• **DATASET RECORDS**
────

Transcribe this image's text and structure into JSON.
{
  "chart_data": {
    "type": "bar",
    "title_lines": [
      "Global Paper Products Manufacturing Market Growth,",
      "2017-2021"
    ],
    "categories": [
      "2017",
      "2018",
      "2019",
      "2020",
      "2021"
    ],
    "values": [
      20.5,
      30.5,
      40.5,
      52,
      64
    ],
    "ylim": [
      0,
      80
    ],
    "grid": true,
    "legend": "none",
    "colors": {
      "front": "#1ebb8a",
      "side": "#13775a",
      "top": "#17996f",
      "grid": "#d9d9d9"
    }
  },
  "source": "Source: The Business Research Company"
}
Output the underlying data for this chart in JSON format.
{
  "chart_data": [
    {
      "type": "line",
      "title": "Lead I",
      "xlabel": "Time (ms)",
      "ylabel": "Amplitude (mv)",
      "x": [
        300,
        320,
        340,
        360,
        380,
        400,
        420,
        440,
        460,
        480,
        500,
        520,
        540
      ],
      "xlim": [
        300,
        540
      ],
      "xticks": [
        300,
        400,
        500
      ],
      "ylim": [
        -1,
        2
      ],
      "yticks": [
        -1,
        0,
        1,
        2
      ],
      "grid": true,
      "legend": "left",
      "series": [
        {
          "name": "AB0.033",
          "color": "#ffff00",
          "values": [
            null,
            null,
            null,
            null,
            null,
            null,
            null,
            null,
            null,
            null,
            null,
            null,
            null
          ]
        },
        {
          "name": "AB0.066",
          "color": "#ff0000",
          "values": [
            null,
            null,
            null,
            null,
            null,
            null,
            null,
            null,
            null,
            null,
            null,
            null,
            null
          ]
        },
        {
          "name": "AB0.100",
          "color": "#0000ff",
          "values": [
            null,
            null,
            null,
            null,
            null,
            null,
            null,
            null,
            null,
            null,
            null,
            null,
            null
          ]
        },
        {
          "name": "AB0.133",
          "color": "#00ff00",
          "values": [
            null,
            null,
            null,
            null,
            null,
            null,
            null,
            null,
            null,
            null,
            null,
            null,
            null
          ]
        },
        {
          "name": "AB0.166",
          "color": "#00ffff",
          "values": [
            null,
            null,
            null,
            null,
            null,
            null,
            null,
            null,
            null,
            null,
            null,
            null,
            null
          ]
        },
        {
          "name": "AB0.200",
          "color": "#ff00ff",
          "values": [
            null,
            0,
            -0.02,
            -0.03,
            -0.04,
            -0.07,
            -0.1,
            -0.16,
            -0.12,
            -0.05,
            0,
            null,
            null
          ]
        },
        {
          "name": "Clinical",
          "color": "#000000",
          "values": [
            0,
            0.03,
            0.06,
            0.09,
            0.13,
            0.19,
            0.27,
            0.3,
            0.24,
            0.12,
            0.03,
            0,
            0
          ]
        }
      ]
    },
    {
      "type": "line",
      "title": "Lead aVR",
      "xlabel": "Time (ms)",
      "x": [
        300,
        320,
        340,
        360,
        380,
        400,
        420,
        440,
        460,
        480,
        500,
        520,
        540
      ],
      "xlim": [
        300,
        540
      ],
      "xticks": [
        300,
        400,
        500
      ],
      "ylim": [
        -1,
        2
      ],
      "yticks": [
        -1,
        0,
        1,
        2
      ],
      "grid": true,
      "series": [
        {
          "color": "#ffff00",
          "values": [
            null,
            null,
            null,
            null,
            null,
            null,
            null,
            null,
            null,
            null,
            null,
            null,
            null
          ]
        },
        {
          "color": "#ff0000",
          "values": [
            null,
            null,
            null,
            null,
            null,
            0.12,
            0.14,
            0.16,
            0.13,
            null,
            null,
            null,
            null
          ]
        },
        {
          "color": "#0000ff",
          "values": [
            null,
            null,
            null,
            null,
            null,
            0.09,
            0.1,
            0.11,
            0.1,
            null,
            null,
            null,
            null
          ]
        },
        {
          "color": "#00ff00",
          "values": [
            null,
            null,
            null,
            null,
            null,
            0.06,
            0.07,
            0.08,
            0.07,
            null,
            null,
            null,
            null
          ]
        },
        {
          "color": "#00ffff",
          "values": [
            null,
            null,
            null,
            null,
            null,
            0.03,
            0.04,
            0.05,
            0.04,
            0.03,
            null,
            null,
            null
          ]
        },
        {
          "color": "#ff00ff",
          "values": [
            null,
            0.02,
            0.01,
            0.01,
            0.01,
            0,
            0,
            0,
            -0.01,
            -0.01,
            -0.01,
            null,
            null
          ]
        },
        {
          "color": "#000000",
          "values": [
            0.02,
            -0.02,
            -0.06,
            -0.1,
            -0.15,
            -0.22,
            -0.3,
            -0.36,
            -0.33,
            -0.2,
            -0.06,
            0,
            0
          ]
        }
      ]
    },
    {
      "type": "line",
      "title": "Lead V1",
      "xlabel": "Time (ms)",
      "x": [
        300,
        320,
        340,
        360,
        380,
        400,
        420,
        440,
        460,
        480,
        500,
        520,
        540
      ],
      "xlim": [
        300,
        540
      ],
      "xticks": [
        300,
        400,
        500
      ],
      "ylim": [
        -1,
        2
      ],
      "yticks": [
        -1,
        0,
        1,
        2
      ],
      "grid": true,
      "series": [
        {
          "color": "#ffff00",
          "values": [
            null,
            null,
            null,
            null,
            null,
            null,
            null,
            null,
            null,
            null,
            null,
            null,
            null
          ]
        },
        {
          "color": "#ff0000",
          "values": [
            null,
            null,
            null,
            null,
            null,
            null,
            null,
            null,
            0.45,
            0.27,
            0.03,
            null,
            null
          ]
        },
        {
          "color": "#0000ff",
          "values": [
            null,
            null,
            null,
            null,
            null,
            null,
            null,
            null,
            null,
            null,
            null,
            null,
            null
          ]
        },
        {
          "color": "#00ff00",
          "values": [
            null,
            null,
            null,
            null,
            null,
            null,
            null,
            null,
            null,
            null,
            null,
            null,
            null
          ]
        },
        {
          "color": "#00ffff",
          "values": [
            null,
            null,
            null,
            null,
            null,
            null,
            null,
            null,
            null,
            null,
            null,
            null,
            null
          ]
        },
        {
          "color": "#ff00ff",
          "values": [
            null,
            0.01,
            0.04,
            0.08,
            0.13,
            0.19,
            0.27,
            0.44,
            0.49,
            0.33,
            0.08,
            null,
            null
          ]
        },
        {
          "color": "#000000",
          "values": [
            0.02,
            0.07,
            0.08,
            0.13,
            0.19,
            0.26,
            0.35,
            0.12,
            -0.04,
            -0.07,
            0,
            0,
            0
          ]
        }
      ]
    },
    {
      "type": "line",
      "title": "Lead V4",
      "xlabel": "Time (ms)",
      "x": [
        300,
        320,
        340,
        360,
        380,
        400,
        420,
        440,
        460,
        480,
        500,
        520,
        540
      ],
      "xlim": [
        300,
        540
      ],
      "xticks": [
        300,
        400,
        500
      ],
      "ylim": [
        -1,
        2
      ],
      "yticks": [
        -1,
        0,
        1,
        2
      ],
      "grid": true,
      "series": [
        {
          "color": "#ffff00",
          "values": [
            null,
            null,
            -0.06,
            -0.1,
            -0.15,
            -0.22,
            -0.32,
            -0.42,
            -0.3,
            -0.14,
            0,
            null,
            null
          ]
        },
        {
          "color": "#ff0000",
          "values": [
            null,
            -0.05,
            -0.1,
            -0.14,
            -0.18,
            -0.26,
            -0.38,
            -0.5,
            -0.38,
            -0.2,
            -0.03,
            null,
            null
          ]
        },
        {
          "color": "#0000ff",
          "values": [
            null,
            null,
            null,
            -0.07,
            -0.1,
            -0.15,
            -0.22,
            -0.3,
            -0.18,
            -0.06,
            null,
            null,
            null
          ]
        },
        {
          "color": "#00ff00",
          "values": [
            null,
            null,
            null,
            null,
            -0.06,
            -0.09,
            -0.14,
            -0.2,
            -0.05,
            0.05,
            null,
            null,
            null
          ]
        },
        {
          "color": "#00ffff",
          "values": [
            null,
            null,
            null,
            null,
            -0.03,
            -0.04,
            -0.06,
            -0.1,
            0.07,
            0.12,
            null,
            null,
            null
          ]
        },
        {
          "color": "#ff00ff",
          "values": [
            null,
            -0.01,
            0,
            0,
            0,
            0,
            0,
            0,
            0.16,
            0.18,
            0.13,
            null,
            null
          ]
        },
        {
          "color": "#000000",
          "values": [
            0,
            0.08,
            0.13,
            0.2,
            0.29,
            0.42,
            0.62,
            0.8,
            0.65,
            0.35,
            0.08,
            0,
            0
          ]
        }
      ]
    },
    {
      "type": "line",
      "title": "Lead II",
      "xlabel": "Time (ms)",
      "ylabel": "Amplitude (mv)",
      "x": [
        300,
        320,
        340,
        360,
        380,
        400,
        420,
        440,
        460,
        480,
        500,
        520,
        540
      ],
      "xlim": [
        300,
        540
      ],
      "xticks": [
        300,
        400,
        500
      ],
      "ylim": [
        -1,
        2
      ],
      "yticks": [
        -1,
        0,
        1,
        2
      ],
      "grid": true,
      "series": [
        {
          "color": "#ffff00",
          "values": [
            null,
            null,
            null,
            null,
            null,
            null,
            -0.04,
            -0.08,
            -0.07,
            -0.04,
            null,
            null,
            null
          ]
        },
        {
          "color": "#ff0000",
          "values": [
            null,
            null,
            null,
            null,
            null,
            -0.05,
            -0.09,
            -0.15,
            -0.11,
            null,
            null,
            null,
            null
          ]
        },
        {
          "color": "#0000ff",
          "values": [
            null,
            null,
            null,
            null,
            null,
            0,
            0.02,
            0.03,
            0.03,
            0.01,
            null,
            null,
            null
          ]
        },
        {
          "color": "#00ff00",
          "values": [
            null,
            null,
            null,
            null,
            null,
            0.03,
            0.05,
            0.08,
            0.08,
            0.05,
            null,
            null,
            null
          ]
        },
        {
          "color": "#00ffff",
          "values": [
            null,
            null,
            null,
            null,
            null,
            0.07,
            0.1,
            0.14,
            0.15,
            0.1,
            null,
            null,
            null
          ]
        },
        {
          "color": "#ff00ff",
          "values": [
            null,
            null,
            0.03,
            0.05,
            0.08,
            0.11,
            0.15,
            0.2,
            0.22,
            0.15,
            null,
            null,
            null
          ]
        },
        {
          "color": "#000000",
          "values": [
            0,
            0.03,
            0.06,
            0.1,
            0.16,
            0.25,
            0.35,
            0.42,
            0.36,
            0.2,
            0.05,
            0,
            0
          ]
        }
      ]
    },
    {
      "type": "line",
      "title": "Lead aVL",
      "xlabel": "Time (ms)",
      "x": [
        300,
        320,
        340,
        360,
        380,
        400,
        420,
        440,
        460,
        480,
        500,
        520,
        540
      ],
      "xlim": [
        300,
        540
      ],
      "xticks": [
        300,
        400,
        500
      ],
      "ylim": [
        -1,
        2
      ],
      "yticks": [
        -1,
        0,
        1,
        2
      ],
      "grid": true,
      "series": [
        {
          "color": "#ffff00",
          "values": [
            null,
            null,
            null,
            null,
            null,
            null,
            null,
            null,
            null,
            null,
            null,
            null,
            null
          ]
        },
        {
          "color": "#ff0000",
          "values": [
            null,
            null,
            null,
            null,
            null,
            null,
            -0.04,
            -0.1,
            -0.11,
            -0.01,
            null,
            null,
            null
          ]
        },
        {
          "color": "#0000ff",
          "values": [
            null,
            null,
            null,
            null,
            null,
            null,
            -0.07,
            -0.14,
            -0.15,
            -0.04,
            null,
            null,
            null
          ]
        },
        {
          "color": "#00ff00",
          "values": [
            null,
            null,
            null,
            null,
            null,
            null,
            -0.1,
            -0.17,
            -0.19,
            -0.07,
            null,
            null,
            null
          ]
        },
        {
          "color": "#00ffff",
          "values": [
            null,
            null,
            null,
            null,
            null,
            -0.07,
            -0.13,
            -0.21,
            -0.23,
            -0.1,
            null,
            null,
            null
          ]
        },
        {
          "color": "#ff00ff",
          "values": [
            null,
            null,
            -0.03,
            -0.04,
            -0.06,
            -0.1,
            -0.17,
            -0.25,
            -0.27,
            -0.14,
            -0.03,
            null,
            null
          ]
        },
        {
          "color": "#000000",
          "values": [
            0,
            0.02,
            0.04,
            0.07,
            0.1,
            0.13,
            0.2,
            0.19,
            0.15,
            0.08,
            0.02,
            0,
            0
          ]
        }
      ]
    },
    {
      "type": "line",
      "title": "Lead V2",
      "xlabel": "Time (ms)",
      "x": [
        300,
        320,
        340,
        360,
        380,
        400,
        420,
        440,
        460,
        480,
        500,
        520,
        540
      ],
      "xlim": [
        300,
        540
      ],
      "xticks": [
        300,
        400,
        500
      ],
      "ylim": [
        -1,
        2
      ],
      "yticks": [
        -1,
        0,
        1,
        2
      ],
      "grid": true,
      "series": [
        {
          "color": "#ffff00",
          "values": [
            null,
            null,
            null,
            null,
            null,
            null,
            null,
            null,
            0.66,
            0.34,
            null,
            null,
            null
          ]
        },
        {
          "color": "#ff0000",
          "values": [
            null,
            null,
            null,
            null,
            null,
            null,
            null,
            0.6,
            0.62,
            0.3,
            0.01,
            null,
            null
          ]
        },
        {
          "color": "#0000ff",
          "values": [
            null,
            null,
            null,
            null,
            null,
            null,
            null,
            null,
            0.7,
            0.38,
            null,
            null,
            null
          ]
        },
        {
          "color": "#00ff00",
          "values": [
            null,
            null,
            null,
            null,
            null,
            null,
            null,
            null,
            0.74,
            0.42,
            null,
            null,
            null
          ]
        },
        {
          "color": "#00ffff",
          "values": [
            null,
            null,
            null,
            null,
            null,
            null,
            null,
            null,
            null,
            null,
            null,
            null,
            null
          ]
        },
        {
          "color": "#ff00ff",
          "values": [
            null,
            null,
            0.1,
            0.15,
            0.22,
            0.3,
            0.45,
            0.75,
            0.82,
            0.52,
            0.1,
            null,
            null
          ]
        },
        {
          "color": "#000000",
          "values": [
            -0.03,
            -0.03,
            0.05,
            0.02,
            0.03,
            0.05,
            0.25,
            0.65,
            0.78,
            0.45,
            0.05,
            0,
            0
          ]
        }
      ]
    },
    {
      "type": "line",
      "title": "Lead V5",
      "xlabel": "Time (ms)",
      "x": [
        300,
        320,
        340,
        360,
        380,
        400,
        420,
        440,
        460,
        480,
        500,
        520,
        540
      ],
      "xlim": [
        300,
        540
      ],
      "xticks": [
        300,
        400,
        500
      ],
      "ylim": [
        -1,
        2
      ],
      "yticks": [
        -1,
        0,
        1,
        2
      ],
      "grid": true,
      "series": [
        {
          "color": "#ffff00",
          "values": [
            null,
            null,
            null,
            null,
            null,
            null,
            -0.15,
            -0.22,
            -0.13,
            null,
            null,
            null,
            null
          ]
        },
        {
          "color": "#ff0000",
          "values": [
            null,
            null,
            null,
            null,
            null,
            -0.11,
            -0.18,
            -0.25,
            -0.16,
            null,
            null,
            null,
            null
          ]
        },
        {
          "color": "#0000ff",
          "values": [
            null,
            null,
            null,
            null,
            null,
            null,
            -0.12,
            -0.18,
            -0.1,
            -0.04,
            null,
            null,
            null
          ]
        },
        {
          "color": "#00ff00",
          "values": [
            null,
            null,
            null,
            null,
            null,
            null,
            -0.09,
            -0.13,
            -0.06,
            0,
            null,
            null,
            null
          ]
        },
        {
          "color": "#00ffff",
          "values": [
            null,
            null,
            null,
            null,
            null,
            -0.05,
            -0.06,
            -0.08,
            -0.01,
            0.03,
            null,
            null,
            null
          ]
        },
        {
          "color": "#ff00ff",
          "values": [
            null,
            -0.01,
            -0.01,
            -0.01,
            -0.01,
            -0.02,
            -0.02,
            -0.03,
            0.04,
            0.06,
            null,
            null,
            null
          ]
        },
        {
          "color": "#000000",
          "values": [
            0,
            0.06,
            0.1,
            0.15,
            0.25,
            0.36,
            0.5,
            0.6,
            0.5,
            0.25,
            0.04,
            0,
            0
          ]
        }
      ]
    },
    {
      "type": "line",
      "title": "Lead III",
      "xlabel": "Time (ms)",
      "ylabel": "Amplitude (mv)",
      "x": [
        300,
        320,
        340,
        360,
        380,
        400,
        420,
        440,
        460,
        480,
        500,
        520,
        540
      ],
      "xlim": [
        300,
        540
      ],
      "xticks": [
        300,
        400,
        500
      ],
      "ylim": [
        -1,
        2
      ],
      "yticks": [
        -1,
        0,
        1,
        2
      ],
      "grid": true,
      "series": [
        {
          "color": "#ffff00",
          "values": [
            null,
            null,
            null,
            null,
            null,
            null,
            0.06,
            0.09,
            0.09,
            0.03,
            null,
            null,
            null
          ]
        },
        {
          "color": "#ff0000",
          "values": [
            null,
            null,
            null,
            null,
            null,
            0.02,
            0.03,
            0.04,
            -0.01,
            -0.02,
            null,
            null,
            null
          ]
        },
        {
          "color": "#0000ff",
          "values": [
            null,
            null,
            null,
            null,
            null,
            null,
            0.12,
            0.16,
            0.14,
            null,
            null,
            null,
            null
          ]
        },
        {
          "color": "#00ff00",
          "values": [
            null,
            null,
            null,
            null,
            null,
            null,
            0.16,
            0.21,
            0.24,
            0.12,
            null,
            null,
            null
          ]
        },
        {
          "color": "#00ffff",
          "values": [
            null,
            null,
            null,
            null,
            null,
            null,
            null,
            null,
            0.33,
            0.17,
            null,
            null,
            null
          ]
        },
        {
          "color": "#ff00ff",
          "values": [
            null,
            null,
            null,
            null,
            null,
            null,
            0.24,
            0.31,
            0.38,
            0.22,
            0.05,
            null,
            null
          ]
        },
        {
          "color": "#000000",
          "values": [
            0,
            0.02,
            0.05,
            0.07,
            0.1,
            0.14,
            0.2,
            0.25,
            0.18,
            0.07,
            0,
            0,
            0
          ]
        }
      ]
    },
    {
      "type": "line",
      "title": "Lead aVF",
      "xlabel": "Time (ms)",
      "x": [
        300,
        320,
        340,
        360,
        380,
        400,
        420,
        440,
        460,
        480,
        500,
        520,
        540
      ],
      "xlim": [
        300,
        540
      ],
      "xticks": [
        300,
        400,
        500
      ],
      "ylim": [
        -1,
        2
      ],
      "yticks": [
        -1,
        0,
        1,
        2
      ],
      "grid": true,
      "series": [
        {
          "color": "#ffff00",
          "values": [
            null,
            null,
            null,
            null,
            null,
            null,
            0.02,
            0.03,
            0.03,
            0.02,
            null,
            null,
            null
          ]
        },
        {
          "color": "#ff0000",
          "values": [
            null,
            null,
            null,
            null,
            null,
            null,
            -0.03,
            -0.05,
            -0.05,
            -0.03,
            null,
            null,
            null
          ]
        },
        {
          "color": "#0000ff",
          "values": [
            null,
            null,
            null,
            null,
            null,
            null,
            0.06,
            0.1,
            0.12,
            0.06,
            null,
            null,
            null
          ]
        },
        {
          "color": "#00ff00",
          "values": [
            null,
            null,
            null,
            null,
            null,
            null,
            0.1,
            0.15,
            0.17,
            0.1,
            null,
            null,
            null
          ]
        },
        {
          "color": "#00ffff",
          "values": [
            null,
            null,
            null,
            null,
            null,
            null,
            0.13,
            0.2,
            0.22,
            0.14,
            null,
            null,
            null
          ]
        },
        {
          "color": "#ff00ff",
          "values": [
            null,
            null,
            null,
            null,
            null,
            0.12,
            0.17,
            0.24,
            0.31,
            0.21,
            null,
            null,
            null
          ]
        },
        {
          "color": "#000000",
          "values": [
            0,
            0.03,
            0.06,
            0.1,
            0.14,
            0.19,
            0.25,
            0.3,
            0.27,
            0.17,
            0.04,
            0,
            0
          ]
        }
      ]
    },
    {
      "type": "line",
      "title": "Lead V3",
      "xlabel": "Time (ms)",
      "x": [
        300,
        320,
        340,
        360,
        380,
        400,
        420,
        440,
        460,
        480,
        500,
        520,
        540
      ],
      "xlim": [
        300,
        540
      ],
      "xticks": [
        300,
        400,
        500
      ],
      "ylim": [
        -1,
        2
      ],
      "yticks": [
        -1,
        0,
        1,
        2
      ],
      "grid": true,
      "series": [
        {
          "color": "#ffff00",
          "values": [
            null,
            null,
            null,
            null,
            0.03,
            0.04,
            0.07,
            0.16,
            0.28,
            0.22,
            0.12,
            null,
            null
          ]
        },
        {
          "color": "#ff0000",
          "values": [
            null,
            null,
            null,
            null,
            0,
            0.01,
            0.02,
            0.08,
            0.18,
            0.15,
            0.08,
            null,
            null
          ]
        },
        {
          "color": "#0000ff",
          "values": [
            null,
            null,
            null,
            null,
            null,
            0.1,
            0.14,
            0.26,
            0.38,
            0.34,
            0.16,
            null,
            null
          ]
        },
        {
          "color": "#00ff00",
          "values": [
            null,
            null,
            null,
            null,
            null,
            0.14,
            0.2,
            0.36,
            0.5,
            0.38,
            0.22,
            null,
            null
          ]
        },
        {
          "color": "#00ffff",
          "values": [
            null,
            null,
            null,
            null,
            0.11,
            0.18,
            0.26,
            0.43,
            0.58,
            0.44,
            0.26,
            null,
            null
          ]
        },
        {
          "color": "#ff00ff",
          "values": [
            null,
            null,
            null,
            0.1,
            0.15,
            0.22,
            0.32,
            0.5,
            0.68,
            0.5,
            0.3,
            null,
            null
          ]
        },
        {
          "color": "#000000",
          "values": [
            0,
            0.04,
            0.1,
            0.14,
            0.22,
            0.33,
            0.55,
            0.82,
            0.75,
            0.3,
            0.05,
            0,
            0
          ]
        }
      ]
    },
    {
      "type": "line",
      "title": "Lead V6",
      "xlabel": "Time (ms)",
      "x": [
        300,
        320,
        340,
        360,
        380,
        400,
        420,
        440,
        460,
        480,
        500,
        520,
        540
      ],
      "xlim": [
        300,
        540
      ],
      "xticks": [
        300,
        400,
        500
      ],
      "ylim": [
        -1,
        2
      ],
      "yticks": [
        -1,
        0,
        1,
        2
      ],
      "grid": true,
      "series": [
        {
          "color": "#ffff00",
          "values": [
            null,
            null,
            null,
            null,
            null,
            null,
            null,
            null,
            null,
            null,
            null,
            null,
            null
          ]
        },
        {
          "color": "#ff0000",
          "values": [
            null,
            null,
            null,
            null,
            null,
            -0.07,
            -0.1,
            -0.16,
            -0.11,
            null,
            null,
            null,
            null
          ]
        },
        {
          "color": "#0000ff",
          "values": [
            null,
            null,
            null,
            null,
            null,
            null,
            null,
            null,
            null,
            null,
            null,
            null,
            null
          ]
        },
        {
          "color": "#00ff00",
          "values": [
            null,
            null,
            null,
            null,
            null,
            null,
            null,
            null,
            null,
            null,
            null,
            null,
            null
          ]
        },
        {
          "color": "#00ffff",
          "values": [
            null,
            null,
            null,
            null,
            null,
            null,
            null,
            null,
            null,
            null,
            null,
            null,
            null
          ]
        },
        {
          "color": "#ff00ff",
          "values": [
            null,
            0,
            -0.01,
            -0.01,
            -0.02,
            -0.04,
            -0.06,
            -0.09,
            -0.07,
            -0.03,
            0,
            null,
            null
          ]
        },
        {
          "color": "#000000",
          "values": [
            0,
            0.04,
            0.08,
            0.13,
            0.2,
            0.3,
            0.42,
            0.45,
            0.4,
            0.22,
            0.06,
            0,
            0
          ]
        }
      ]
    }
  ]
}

────

• **WORK INSTRUCTIONS**
Every line in the data that holds "JSON" should be copied out.

• **COMPLETE RESPONSE**
Transcribe this image's text and structure into JSON.
Output the underlying data for this chart in JSON format.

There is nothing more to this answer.